#### Dataset entries
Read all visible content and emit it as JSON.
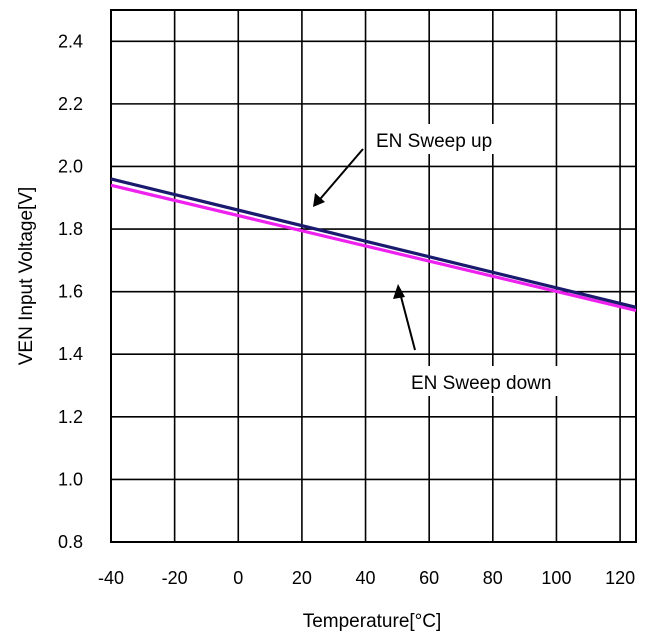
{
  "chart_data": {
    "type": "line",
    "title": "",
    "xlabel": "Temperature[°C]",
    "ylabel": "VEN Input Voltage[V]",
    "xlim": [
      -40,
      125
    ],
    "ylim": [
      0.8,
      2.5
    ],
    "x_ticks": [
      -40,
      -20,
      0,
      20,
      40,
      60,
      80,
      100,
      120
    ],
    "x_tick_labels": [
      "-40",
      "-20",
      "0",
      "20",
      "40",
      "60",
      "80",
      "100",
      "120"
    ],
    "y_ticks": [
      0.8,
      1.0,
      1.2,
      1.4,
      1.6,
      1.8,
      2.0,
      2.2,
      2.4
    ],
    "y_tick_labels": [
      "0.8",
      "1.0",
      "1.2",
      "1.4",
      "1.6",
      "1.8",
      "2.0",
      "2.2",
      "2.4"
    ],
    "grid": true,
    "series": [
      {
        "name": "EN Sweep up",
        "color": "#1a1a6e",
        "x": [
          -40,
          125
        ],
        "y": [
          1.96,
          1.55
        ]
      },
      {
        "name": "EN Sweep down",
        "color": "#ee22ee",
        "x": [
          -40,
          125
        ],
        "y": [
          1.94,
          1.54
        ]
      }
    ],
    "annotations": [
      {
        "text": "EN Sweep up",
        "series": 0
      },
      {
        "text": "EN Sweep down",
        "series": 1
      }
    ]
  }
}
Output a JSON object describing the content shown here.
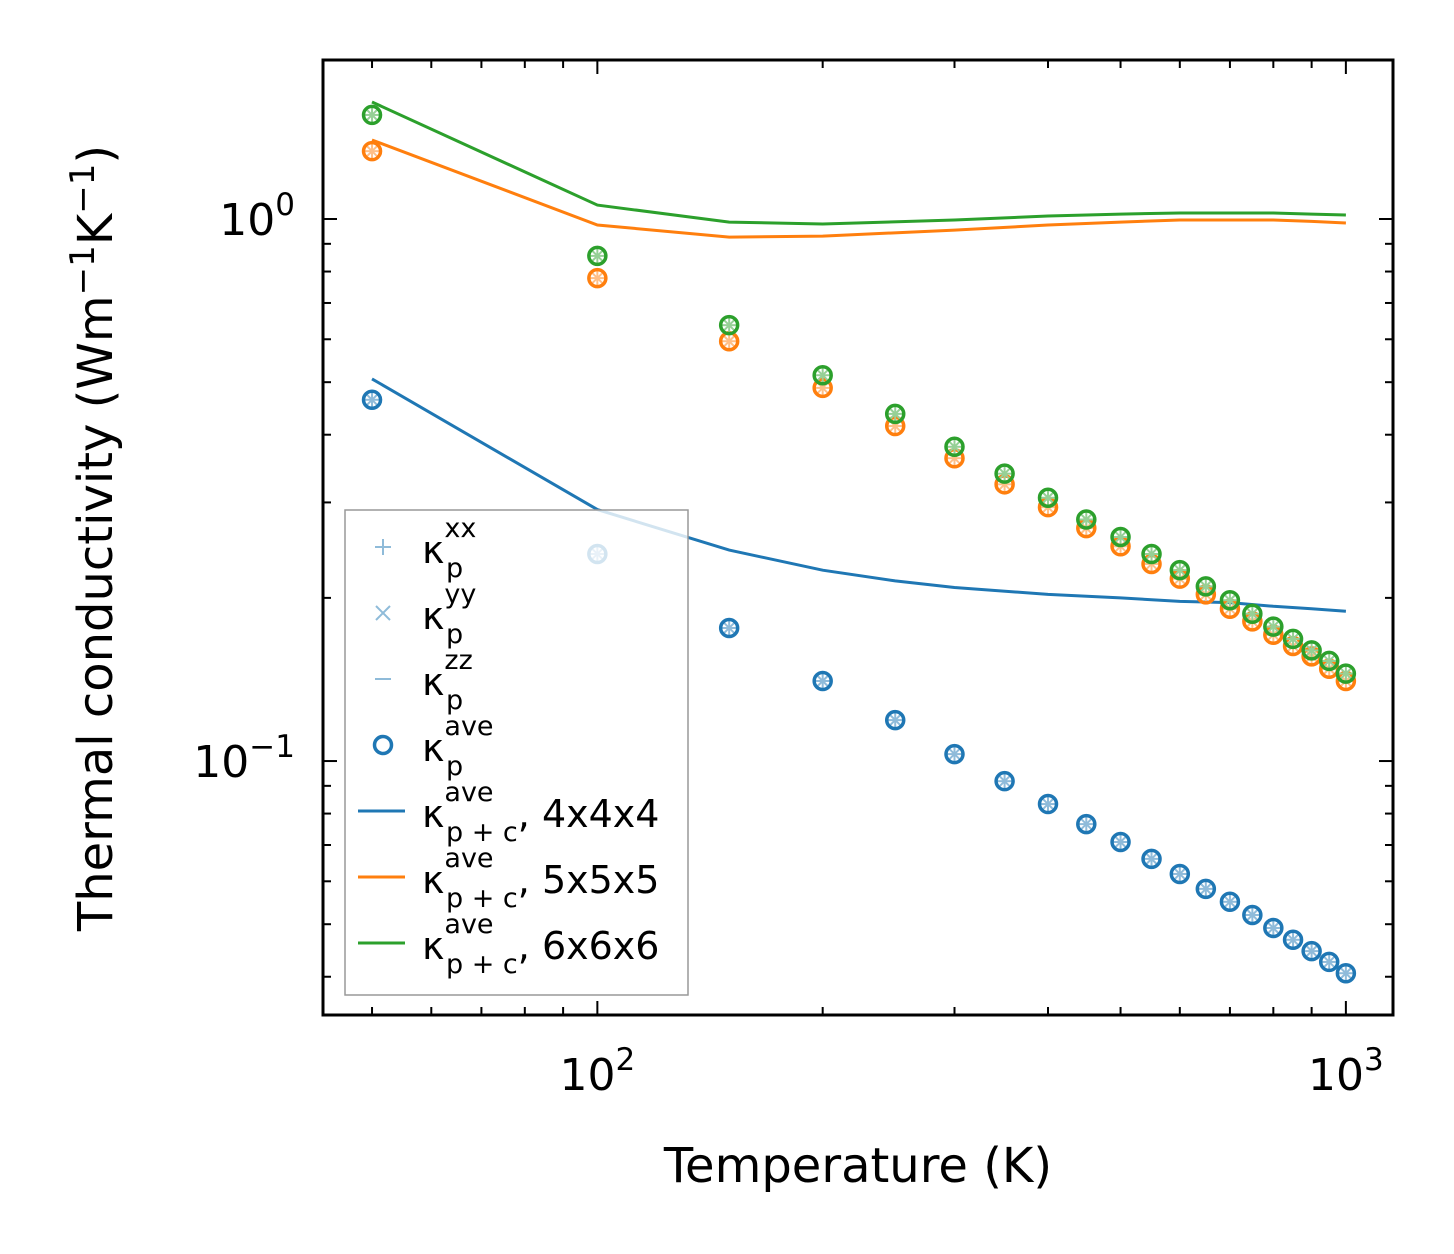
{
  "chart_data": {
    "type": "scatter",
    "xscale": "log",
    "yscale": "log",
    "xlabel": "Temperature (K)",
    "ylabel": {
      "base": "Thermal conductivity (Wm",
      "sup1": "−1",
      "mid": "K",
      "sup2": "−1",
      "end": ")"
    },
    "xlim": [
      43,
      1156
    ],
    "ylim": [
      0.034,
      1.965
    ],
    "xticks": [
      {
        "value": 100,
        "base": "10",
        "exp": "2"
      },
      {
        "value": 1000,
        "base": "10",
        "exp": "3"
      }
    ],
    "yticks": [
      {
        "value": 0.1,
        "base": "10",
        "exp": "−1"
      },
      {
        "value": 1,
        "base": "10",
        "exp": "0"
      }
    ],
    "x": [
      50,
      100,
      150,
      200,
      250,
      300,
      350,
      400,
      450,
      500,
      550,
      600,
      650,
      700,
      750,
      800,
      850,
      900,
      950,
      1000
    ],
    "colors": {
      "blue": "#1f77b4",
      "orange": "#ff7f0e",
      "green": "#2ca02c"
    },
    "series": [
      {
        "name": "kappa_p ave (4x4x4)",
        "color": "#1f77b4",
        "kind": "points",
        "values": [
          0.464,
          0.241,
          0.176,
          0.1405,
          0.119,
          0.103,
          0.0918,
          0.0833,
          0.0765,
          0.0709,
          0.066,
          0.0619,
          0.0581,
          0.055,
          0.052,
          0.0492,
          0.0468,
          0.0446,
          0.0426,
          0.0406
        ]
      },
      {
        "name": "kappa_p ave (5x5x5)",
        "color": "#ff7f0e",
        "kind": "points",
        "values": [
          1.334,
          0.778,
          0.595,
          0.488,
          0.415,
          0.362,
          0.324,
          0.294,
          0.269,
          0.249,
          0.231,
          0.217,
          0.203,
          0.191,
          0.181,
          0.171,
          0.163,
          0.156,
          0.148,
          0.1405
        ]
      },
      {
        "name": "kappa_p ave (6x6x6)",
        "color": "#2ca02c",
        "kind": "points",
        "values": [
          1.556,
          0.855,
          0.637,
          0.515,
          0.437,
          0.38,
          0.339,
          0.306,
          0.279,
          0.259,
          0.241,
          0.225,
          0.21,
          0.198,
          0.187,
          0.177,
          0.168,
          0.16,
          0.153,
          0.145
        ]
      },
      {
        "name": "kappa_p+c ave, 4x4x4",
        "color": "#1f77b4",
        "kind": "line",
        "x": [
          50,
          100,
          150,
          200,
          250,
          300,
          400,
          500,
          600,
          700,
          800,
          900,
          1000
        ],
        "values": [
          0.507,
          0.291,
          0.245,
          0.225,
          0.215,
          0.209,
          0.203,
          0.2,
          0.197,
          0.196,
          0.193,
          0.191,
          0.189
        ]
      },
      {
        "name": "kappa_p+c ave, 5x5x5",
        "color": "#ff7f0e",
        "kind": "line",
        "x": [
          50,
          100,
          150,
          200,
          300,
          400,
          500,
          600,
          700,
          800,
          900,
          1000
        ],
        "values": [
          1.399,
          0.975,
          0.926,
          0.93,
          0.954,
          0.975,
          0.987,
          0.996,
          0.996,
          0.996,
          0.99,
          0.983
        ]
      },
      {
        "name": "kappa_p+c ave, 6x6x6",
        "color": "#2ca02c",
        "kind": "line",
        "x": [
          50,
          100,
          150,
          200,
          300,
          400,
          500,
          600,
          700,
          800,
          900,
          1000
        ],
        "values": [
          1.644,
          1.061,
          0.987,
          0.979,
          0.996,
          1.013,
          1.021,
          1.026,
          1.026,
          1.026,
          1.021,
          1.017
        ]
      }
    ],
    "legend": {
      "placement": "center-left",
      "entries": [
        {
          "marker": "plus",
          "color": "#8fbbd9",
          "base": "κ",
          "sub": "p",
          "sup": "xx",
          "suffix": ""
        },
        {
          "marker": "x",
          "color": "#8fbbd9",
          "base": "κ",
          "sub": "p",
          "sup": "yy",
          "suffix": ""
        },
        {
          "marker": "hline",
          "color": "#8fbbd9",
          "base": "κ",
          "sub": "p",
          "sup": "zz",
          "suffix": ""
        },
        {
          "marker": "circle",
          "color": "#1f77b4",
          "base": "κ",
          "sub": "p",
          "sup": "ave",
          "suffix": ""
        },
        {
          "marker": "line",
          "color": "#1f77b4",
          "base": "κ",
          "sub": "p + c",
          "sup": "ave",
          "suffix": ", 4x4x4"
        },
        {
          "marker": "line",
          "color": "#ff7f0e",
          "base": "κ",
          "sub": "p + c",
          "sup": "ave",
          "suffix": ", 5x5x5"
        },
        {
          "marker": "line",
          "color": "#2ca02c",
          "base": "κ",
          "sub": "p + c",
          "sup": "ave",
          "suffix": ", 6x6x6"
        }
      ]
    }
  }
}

#### Exercise requirements
Repeat the preceding records precisely, and leave every picture out of the copy.

#### Problem solution
Read all visible content and emit it as JSON.
{
  "chart_data": {
    "type": "line",
    "title": "",
    "xlabel": "Temperature[°C]",
    "ylabel": "VEN Input Voltage[V]",
    "xlim": [
      -40,
      125
    ],
    "ylim": [
      0.8,
      2.5
    ],
    "x_ticks": [
      -40,
      -20,
      0,
      20,
      40,
      60,
      80,
      100,
      120
    ],
    "x_tick_labels": [
      "-40",
      "-20",
      "0",
      "20",
      "40",
      "60",
      "80",
      "100",
      "120"
    ],
    "y_ticks": [
      0.8,
      1.0,
      1.2,
      1.4,
      1.6,
      1.8,
      2.0,
      2.2,
      2.4
    ],
    "y_tick_labels": [
      "0.8",
      "1.0",
      "1.2",
      "1.4",
      "1.6",
      "1.8",
      "2.0",
      "2.2",
      "2.4"
    ],
    "grid": true,
    "series": [
      {
        "name": "EN Sweep up",
        "color": "#1a1a6e",
        "x": [
          -40,
          125
        ],
        "y": [
          1.96,
          1.55
        ]
      },
      {
        "name": "EN Sweep down",
        "color": "#ee22ee",
        "x": [
          -40,
          125
        ],
        "y": [
          1.94,
          1.54
        ]
      }
    ],
    "annotations": [
      {
        "text": "EN Sweep up",
        "series": 0
      },
      {
        "text": "EN Sweep down",
        "series": 1
      }
    ]
  }
}
Output a JSON object describing the content shown here.
{
  "chart_data": {
    "type": "scatter",
    "xscale": "log",
    "yscale": "log",
    "xlabel": "Temperature (K)",
    "ylabel": {
      "base": "Thermal conductivity (Wm",
      "sup1": "−1",
      "mid": "K",
      "sup2": "−1",
      "end": ")"
    },
    "xlim": [
      43,
      1156
    ],
    "ylim": [
      0.034,
      1.965
    ],
    "xticks": [
      {
        "value": 100,
        "base": "10",
        "exp": "2"
      },
      {
        "value": 1000,
        "base": "10",
        "exp": "3"
      }
    ],
    "yticks": [
      {
        "value": 0.1,
        "base": "10",
        "exp": "−1"
      },
      {
        "value": 1,
        "base": "10",
        "exp": "0"
      }
    ],
    "x": [
      50,
      100,
      150,
      200,
      250,
      300,
      350,
      400,
      450,
      500,
      550,
      600,
      650,
      700,
      750,
      800,
      850,
      900,
      950,
      1000
    ],
    "colors": {
      "blue": "#1f77b4",
      "orange": "#ff7f0e",
      "green": "#2ca02c"
    },
    "series": [
      {
        "name": "kappa_p ave (4x4x4)",
        "color": "#1f77b4",
        "kind": "points",
        "values": [
          0.464,
          0.241,
          0.176,
          0.1405,
          0.119,
          0.103,
          0.0918,
          0.0833,
          0.0765,
          0.0709,
          0.066,
          0.0619,
          0.0581,
          0.055,
          0.052,
          0.0492,
          0.0468,
          0.0446,
          0.0426,
          0.0406
        ]
      },
      {
        "name": "kappa_p ave (5x5x5)",
        "color": "#ff7f0e",
        "kind": "points",
        "values": [
          1.334,
          0.778,
          0.595,
          0.488,
          0.415,
          0.362,
          0.324,
          0.294,
          0.269,
          0.249,
          0.231,
          0.217,
          0.203,
          0.191,
          0.181,
          0.171,
          0.163,
          0.156,
          0.148,
          0.1405
        ]
      },
      {
        "name": "kappa_p ave (6x6x6)",
        "color": "#2ca02c",
        "kind": "points",
        "values": [
          1.556,
          0.855,
          0.637,
          0.515,
          0.437,
          0.38,
          0.339,
          0.306,
          0.279,
          0.259,
          0.241,
          0.225,
          0.21,
          0.198,
          0.187,
          0.177,
          0.168,
          0.16,
          0.153,
          0.145
        ]
      },
      {
        "name": "kappa_p+c ave, 4x4x4",
        "color": "#1f77b4",
        "kind": "line",
        "x": [
          50,
          100,
          150,
          200,
          250,
          300,
          400,
          500,
          600,
          700,
          800,
          900,
          1000
        ],
        "values": [
          0.507,
          0.291,
          0.245,
          0.225,
          0.215,
          0.209,
          0.203,
          0.2,
          0.197,
          0.196,
          0.193,
          0.191,
          0.189
        ]
      },
      {
        "name": "kappa_p+c ave, 5x5x5",
        "color": "#ff7f0e",
        "kind": "line",
        "x": [
          50,
          100,
          150,
          200,
          300,
          400,
          500,
          600,
          700,
          800,
          900,
          1000
        ],
        "values": [
          1.399,
          0.975,
          0.926,
          0.93,
          0.954,
          0.975,
          0.987,
          0.996,
          0.996,
          0.996,
          0.99,
          0.983
        ]
      },
      {
        "name": "kappa_p+c ave, 6x6x6",
        "color": "#2ca02c",
        "kind": "line",
        "x": [
          50,
          100,
          150,
          200,
          300,
          400,
          500,
          600,
          700,
          800,
          900,
          1000
        ],
        "values": [
          1.644,
          1.061,
          0.987,
          0.979,
          0.996,
          1.013,
          1.021,
          1.026,
          1.026,
          1.026,
          1.021,
          1.017
        ]
      }
    ],
    "legend": {
      "placement": "center-left",
      "entries": [
        {
          "marker": "plus",
          "color": "#8fbbd9",
          "base": "κ",
          "sub": "p",
          "sup": "xx",
          "suffix": ""
        },
        {
          "marker": "x",
          "color": "#8fbbd9",
          "base": "κ",
          "sub": "p",
          "sup": "yy",
          "suffix": ""
        },
        {
          "marker": "hline",
          "color": "#8fbbd9",
          "base": "κ",
          "sub": "p",
          "sup": "zz",
          "suffix": ""
        },
        {
          "marker": "circle",
          "color": "#1f77b4",
          "base": "κ",
          "sub": "p",
          "sup": "ave",
          "suffix": ""
        },
        {
          "marker": "line",
          "color": "#1f77b4",
          "base": "κ",
          "sub": "p + c",
          "sup": "ave",
          "suffix": ", 4x4x4"
        },
        {
          "marker": "line",
          "color": "#ff7f0e",
          "base": "κ",
          "sub": "p + c",
          "sup": "ave",
          "suffix": ", 5x5x5"
        },
        {
          "marker": "line",
          "color": "#2ca02c",
          "base": "κ",
          "sub": "p + c",
          "sup": "ave",
          "suffix": ", 6x6x6"
        }
      ]
    }
  }
}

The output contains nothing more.